◆ **What the exercise asks**: Read the records below and copy each line that contains "javoblar".

**** Dataset ****

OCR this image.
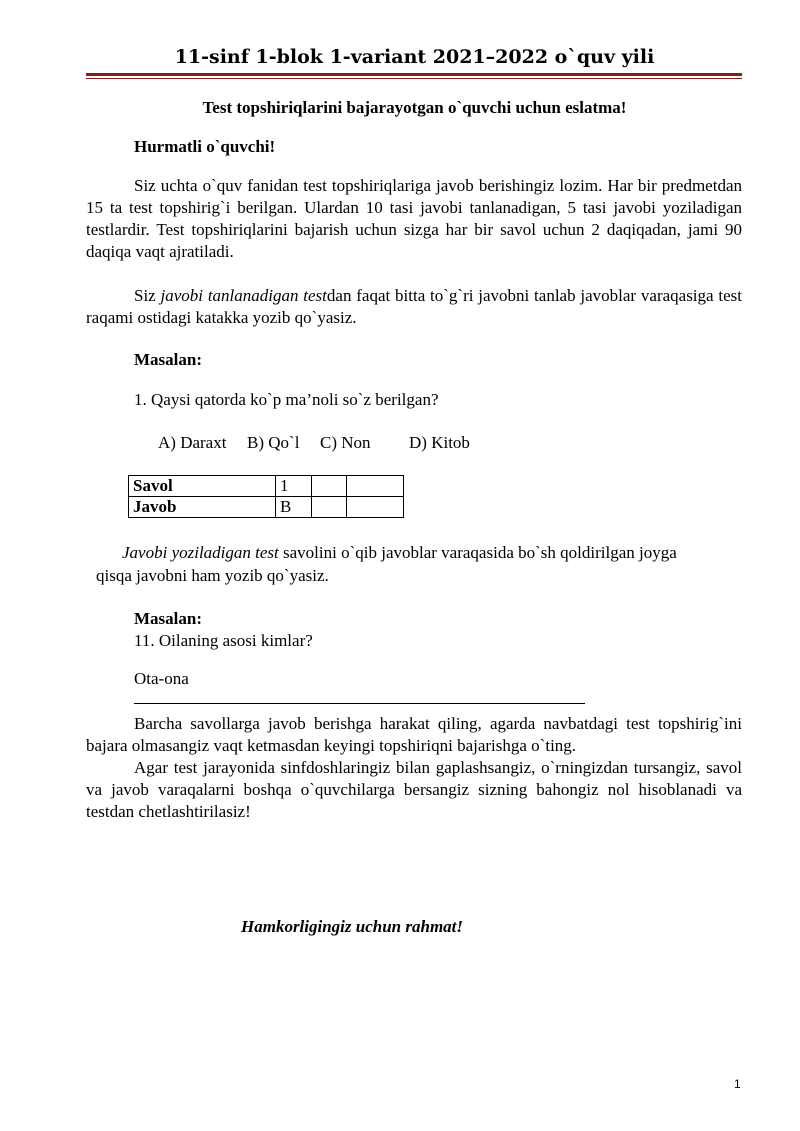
11-sinf 1-blok 1-variant 2021–2022 o`quv yili
Test topshiriqlarini bajarayotgan o`quvchi uchun eslatma!
Hurmatli o`quvchi!

Siz uchta o`quv fanidan test topshiriqlariga javob berishingiz lozim. Har bir predmetdan 15 ta test topshirig`i berilgan. Ulardan 10 tasi javobi tanlanadigan, 5 tasi javobi yoziladigan testlardir. Test topshiriqlarini bajarish uchun sizga har bir savol uchun 2 daqiqadan, jami 90 daqiqa vaqt ajratiladi.

Siz javobi tanlanadigan testdan faqat bitta to`g`ri javobni tanlab javoblar varaqasiga test raqami ostidagi katakka yozib qo`yasiz.

Masalan:
1. Qaysi qatorda ko`p ma’noli so`z berilgan?
A) Daraxt B) Qo`l C) Non D) Kitob
Savol	1		
Javob	B		
Javobi yoziladigan test savolini o`qib javoblar varaqasida bo`sh qoldirilgan joyga
qisqa javobni ham yozib qo`yasiz.
Masalan:
11. Oilaning asosi kimlar?
Ota-ona

Barcha savollarga javob berishga harakat qiling, agarda navbatdagi test topshirig`ini bajara olmasangiz vaqt ketmasdan keyingi topshiriqni bajarishga o`ting.

Agar test jarayonida sinfdoshlaringiz bilan gaplashsangiz, o`rningizdan tursangiz, savol va javob varaqalarni boshqa o`quvchilarga bersangiz sizning bahongiz nol hisoblanadi va testdan chetlashtirilasiz!

Hamkorligingiz uchun rahmat!
1
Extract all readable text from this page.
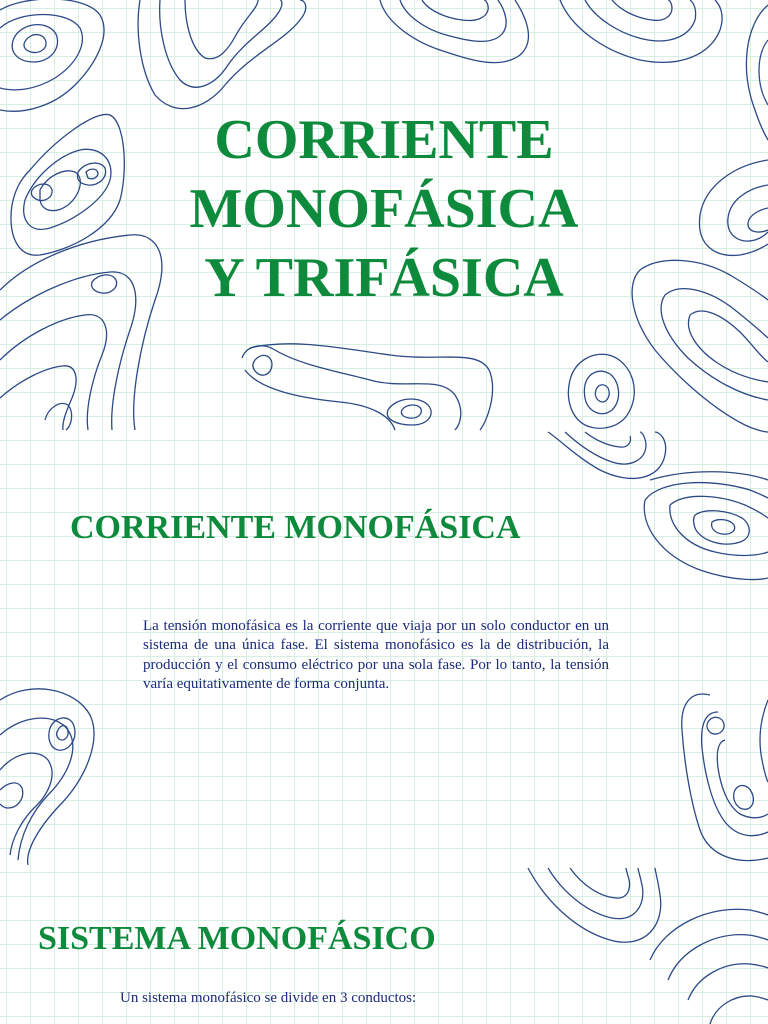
CORRIENTE
MONOFÁSICA
Y TRIFÁSICA
CORRIENTE MONOFÁSICA

La tensión monofásica es la corriente que viaja por un solo conductor en un sistema de una única fase. El sistema monofásico es la de distribución, la producción y el consumo eléctrico por una sola fase. Por lo tanto, la tensión varía equitativamente de forma conjunta.

SISTEMA MONOFÁSICO

Un sistema monofásico se divide en 3 conductos:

****

◆ **Exercise response**:
Siz javobi tanlanadigan testdan faqat bitta to`g`ri javobni tanlab javoblar varaqasiga test raqami ostidagi katakka yozib qo`yasiz.
Javobi yoziladigan test savolini o`qib javoblar varaqasida bo`sh qoldirilgan joyga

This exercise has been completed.